What this task involves -
From the entries below, say how many lines carry the word "审批项目", and give nothing but the number.

[BEGIN Rows]

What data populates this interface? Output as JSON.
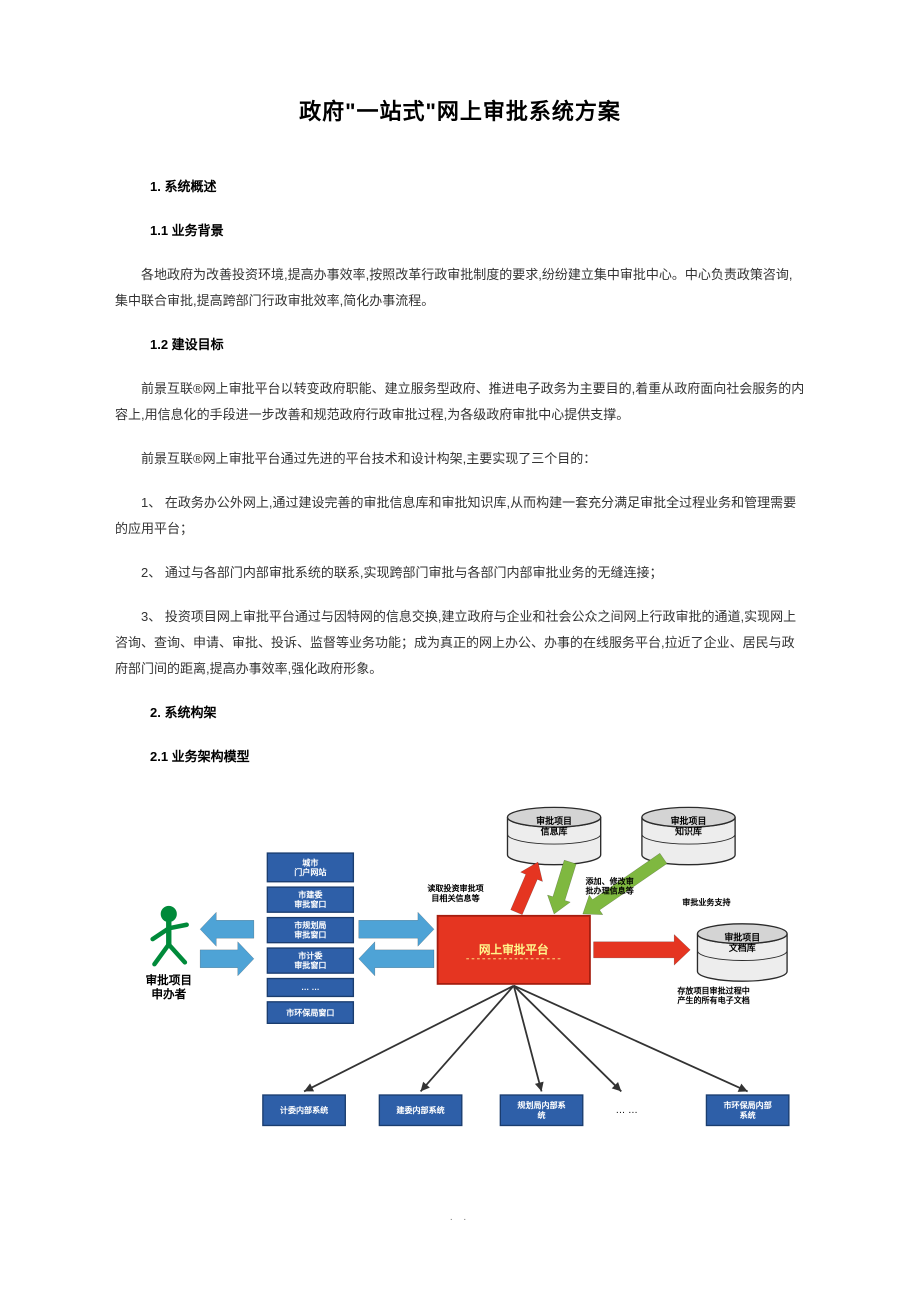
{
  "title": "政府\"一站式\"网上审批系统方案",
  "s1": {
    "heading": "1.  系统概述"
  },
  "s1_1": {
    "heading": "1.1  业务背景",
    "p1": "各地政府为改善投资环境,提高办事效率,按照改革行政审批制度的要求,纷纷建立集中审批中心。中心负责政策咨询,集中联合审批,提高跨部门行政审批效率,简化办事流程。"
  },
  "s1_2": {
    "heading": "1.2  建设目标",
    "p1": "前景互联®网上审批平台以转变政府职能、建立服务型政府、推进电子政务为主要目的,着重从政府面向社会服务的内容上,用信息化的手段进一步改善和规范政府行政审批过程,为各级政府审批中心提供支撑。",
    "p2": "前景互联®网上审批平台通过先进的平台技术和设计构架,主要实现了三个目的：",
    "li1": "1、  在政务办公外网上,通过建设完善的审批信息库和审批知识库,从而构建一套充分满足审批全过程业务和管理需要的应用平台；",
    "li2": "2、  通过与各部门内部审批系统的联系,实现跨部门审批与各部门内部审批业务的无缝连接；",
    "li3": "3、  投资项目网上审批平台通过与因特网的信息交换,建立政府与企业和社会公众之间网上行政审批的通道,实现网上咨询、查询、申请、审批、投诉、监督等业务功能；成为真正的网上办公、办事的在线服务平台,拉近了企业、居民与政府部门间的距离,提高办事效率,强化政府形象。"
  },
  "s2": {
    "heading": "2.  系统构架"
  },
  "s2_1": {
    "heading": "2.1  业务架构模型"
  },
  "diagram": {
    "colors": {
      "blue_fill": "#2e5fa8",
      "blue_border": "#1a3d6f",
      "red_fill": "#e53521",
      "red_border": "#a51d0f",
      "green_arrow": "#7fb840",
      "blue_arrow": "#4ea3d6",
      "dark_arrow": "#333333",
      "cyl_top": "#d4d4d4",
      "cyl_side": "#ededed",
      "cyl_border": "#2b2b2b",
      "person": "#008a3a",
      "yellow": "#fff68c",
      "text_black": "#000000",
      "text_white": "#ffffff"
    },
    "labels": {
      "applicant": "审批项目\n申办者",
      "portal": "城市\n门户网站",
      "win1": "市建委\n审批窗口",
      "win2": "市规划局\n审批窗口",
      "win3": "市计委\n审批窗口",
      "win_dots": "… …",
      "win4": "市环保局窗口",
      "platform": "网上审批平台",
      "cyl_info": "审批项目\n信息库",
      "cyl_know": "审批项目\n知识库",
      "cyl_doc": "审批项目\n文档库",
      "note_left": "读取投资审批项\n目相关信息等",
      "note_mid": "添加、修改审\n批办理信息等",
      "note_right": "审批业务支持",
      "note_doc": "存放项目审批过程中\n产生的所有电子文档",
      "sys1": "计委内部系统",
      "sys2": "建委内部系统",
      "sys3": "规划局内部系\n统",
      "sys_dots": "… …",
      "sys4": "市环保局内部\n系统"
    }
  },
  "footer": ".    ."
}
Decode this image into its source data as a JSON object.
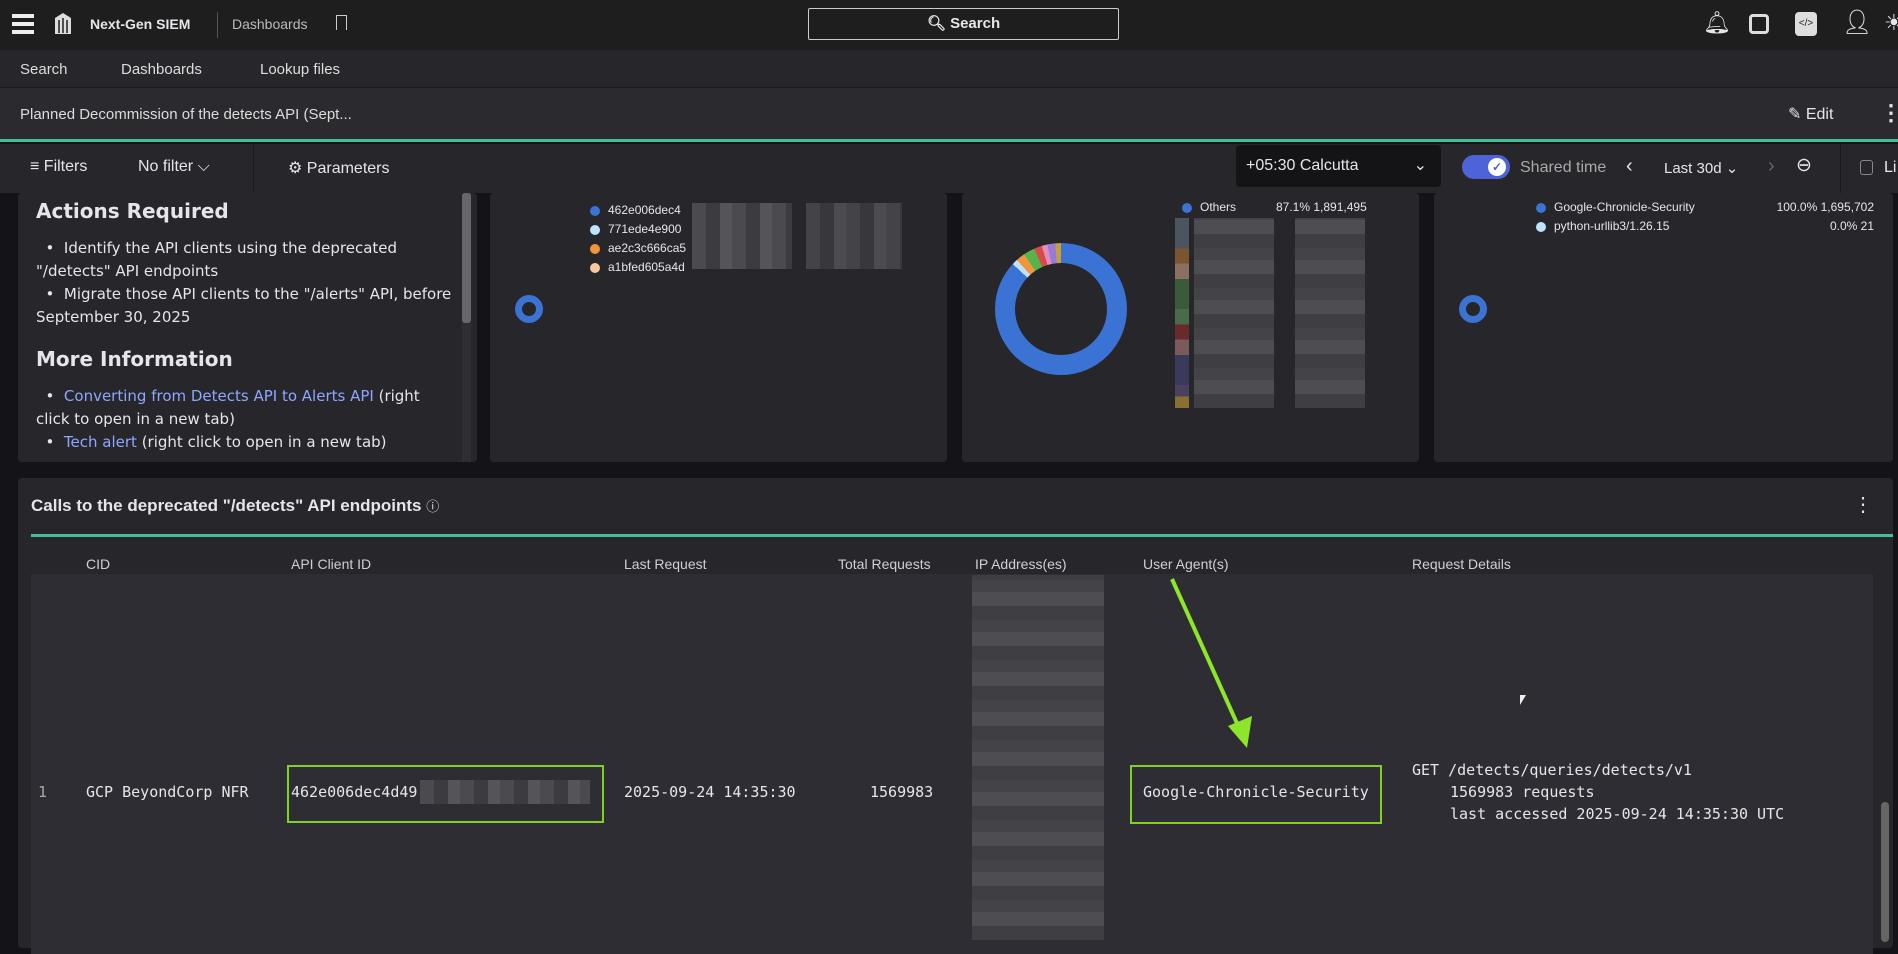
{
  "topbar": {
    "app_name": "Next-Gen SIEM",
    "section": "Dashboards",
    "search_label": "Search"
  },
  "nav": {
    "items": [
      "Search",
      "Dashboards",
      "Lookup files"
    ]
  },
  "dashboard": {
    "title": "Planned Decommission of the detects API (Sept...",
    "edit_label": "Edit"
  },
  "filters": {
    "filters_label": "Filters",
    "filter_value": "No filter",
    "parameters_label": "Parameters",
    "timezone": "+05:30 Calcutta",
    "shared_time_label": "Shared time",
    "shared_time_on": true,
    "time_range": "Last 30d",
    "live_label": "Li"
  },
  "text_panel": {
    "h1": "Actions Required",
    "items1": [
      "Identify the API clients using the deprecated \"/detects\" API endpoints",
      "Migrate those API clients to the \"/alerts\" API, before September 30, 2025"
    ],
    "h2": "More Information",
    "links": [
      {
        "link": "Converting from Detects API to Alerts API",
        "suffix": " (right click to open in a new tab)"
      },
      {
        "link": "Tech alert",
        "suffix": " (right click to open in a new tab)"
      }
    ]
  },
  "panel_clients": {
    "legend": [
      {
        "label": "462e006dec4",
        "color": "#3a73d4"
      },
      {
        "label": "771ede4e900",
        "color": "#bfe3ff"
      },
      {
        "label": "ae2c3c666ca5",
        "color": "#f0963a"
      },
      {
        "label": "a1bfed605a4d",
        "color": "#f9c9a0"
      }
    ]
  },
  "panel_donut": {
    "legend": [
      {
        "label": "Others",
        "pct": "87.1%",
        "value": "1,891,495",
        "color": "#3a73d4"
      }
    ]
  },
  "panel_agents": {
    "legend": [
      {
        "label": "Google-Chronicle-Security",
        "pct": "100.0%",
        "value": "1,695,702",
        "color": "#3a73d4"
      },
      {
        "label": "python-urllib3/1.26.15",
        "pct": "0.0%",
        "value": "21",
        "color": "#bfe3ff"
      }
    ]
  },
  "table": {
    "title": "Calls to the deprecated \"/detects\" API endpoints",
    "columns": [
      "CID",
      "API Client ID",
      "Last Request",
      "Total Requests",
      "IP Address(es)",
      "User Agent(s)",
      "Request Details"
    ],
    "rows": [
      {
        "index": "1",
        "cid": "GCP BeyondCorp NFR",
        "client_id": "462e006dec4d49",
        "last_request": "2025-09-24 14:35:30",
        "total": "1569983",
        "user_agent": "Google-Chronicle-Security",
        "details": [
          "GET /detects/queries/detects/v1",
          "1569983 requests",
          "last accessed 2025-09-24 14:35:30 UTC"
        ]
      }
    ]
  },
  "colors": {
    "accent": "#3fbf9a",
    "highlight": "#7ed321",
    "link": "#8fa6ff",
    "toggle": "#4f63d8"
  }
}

[END Rows]
[BEGIN Rows]

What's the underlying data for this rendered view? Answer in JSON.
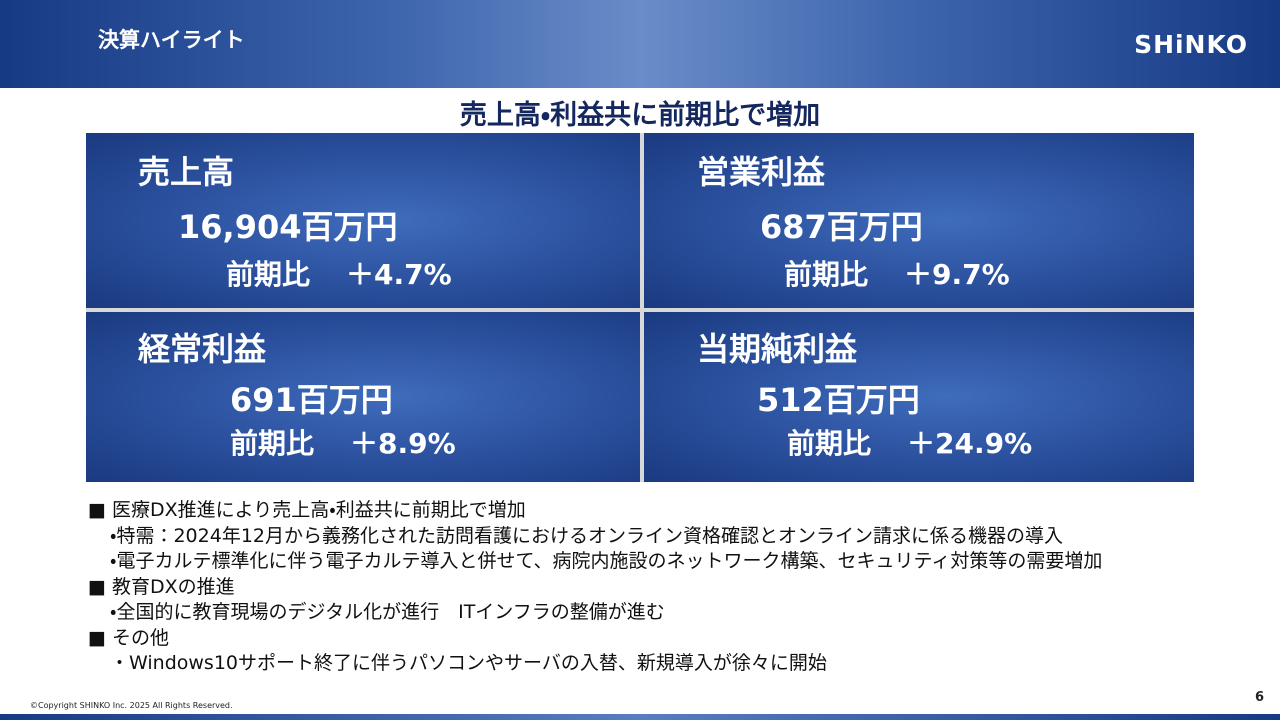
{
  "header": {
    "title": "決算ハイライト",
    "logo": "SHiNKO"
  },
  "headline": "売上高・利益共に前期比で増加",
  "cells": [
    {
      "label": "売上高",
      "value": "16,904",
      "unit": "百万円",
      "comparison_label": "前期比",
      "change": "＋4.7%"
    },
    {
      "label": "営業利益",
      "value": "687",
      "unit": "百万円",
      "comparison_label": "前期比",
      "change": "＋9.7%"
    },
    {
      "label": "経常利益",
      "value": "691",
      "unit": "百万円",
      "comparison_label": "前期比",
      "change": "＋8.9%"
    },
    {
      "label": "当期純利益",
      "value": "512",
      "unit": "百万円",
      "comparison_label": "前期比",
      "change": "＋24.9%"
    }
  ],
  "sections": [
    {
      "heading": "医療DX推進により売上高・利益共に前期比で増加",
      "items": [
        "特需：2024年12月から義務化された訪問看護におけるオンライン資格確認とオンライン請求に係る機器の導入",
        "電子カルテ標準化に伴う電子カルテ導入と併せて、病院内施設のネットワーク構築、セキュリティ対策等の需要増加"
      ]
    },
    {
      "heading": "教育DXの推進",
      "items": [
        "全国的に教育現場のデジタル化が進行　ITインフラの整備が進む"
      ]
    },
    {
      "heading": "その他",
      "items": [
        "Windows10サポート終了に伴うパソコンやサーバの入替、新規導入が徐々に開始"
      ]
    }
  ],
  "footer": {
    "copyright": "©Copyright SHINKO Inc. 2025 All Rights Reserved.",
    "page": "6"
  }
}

[END Rows]
[BEGIN Rows]

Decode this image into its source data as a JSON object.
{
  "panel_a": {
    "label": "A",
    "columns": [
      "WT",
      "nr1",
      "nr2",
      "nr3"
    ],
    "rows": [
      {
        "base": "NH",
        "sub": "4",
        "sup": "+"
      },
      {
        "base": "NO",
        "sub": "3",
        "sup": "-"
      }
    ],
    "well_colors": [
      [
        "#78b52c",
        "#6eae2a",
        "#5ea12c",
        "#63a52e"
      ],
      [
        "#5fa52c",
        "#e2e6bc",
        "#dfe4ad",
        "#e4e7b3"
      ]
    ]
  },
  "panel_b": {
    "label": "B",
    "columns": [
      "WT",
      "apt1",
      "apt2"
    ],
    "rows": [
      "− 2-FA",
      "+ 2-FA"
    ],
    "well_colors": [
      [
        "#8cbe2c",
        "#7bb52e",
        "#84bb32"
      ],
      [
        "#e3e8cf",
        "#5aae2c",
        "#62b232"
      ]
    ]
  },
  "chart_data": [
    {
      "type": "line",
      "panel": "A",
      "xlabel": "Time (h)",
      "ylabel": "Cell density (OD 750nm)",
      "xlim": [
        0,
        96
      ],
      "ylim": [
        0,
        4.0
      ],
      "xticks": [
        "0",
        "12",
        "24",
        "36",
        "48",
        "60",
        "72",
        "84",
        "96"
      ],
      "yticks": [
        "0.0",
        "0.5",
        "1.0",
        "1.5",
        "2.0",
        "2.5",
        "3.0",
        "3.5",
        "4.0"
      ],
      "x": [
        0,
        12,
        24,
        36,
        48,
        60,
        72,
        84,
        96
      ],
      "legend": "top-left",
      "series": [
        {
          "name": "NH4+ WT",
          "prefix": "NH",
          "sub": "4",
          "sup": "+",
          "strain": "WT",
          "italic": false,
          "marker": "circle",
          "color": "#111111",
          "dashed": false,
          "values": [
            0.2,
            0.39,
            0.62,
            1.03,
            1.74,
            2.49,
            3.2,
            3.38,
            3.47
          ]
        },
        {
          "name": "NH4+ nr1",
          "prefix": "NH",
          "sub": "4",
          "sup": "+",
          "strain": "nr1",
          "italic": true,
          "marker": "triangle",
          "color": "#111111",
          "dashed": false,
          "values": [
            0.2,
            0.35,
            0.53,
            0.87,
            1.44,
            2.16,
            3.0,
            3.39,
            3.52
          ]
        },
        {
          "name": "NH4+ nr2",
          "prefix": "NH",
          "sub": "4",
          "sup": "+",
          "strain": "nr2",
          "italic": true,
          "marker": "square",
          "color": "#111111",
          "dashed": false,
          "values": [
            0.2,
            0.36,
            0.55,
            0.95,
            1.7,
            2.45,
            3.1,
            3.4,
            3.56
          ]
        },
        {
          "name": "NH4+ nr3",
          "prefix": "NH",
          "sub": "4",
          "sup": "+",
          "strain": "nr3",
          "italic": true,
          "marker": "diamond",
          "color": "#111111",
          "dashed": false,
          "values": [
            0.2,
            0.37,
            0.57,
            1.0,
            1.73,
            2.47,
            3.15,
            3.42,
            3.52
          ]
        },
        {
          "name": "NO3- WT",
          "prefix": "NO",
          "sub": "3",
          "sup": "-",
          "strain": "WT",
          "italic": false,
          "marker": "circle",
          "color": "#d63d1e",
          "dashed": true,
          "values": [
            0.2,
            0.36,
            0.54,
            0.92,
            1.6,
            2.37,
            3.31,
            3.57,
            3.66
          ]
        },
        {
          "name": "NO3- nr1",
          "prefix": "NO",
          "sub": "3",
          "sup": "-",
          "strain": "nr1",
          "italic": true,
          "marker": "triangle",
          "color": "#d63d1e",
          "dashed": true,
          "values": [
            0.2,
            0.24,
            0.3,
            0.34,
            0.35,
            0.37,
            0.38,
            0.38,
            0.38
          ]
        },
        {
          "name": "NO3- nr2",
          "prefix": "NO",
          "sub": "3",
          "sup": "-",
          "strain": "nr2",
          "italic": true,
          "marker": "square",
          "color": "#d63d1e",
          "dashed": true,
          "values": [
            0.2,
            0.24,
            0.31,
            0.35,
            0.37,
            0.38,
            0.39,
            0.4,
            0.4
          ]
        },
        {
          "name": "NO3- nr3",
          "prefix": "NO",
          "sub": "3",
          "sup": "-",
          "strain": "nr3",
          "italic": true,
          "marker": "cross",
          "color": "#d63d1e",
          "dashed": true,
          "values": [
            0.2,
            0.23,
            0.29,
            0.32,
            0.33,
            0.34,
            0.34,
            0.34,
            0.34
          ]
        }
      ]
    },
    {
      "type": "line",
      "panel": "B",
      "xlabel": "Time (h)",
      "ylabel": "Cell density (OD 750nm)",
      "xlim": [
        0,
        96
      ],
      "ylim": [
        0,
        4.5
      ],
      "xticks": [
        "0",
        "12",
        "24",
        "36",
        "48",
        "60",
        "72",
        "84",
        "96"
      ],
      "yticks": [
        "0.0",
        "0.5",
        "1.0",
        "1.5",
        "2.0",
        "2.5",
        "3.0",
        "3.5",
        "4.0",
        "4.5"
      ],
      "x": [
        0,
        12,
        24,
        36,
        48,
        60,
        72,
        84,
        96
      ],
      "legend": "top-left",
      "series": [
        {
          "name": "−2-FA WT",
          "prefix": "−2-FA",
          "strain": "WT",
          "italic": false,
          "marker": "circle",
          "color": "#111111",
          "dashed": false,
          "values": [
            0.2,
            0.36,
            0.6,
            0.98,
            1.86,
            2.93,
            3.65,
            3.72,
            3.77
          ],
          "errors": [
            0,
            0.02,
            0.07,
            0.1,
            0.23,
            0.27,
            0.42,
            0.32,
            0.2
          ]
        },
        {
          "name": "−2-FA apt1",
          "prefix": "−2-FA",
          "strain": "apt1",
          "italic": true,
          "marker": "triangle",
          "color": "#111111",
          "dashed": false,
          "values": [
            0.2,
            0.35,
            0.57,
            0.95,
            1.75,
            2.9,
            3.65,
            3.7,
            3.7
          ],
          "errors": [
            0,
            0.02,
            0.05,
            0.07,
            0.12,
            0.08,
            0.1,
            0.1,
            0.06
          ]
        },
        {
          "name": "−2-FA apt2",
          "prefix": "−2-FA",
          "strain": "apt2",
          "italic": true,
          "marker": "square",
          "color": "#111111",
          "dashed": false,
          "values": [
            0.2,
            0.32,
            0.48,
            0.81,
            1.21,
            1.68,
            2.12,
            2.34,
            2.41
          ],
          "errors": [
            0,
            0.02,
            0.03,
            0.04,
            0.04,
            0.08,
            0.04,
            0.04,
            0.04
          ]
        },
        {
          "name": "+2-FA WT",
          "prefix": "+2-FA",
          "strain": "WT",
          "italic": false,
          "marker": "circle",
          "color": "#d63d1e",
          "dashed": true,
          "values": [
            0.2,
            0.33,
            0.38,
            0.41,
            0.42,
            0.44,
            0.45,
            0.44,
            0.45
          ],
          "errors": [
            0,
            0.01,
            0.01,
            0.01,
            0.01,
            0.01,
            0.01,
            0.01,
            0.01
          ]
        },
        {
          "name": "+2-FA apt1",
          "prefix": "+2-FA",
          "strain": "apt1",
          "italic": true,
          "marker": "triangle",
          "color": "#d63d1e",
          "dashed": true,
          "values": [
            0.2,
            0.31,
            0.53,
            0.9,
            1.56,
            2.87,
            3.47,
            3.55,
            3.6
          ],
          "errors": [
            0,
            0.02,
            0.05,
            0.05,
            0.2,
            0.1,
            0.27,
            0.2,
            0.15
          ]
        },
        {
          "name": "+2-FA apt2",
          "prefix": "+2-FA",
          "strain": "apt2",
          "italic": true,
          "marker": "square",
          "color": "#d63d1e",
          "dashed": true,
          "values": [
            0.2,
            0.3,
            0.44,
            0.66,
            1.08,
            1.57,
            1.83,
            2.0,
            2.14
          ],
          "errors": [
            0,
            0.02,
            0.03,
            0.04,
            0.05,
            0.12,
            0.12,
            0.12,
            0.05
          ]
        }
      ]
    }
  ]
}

[END Rows]

Written answer -
4